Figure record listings
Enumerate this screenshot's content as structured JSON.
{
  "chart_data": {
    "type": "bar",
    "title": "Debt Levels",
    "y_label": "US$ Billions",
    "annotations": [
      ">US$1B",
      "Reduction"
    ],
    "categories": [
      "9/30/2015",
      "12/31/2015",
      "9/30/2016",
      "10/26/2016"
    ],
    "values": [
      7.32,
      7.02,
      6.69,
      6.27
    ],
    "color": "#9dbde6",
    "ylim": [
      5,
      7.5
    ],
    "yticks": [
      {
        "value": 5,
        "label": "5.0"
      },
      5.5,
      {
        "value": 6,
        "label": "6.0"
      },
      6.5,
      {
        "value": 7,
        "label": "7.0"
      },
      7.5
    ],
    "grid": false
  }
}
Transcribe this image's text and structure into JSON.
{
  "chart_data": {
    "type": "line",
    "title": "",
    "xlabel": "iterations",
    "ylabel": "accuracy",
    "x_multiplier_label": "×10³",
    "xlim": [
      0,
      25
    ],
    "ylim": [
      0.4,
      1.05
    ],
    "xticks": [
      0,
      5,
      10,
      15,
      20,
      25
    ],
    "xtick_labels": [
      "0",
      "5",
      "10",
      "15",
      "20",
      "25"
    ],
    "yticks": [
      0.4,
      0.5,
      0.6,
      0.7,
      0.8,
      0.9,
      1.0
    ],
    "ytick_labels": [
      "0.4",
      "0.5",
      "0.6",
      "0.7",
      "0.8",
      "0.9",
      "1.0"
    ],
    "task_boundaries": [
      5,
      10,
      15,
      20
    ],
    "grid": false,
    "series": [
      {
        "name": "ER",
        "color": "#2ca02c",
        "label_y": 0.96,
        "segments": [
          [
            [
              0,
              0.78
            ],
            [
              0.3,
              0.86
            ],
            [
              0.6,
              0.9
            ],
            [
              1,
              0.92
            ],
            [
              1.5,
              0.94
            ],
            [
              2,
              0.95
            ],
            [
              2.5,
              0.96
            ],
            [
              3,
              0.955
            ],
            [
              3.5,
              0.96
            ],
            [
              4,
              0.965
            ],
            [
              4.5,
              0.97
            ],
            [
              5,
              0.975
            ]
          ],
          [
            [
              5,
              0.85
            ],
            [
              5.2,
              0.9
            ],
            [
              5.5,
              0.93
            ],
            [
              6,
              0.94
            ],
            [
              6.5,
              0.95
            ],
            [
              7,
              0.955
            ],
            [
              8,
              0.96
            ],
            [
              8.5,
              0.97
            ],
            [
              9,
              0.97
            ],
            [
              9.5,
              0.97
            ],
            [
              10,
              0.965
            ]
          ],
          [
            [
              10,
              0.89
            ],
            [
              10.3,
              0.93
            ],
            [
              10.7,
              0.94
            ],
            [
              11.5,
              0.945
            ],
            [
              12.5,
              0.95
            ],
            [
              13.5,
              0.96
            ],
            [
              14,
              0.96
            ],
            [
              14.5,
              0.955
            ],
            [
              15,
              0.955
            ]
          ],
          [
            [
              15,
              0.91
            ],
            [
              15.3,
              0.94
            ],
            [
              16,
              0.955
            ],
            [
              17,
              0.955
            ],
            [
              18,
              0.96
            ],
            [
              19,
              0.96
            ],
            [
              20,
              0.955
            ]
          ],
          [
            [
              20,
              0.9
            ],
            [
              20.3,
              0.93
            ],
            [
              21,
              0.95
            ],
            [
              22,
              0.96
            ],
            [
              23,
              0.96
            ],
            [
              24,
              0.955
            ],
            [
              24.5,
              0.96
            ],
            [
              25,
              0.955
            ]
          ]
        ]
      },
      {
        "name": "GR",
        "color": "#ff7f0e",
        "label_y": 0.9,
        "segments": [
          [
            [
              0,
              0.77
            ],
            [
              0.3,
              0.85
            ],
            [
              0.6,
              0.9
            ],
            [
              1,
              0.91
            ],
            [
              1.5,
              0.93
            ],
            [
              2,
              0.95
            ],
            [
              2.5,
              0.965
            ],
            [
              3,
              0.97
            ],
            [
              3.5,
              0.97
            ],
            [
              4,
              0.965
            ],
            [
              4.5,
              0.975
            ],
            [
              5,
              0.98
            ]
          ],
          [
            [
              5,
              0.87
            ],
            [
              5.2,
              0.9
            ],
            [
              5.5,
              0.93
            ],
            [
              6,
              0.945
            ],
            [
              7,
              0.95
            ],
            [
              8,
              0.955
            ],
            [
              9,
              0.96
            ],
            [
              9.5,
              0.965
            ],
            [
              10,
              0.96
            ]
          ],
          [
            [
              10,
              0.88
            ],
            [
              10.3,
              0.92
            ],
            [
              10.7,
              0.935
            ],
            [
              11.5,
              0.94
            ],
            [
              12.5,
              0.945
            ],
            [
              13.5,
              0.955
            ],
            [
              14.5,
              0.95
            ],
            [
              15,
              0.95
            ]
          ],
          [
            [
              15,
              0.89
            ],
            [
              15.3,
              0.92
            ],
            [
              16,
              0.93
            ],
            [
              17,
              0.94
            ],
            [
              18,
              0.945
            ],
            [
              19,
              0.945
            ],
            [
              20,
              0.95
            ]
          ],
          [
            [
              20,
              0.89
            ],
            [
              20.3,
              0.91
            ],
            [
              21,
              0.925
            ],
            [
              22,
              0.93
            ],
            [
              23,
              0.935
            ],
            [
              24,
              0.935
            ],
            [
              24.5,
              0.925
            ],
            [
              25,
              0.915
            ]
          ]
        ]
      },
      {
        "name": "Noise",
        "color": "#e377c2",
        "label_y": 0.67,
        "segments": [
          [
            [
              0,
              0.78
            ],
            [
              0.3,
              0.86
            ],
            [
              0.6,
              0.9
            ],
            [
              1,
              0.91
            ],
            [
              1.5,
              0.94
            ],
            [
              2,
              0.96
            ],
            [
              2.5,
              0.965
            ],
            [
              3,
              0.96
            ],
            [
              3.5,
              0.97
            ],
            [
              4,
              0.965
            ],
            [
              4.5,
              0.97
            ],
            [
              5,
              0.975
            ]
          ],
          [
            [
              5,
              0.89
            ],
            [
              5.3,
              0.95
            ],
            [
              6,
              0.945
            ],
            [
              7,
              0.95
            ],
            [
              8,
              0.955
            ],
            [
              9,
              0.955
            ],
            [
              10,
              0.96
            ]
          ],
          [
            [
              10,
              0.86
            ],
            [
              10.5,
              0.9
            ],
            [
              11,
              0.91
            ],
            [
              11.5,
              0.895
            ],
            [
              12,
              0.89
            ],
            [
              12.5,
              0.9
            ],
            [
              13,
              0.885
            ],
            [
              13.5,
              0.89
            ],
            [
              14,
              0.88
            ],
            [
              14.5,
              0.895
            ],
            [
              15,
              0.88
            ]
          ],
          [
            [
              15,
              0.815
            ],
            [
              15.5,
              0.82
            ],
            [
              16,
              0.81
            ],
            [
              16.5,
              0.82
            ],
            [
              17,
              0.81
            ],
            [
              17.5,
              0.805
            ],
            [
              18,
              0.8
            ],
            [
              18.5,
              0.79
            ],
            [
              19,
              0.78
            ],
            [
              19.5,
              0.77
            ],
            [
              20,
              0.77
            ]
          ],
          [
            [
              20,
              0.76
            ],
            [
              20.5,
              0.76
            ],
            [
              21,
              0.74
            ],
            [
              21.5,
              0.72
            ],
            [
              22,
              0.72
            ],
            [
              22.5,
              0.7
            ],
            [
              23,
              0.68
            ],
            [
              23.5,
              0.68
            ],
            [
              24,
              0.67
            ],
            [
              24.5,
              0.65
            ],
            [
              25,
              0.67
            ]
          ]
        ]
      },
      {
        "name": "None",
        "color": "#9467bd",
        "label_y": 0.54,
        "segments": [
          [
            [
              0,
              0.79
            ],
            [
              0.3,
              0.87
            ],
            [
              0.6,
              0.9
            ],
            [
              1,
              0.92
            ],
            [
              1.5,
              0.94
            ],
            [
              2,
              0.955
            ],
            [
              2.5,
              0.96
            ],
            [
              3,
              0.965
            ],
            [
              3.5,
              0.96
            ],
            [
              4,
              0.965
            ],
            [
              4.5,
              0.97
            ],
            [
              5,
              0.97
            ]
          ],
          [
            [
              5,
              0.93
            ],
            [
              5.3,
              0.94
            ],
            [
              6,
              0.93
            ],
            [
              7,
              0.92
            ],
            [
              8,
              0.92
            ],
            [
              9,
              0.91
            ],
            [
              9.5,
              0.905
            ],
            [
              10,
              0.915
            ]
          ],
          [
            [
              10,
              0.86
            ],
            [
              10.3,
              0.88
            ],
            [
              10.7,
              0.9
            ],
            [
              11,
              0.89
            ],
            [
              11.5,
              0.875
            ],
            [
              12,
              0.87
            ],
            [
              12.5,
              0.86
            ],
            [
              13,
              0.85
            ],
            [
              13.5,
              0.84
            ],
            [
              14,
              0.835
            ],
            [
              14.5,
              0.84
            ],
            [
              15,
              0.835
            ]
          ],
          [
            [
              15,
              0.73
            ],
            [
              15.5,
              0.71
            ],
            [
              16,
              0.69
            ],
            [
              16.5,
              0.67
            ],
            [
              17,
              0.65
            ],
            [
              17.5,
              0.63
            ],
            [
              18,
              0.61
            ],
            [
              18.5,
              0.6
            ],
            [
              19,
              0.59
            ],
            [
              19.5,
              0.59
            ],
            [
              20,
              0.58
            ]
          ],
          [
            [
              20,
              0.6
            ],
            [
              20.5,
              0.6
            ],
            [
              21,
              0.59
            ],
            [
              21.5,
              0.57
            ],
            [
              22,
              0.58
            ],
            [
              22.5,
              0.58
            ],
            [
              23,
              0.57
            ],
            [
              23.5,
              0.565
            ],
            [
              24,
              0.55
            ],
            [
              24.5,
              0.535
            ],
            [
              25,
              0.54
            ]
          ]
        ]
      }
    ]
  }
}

CHALLENGE =
Please list every line of the records that contains "this".

RIGHT ANSWER =
Enumerate this screenshot's content as structured JSON.
Transcribe this image's text and structure into JSON.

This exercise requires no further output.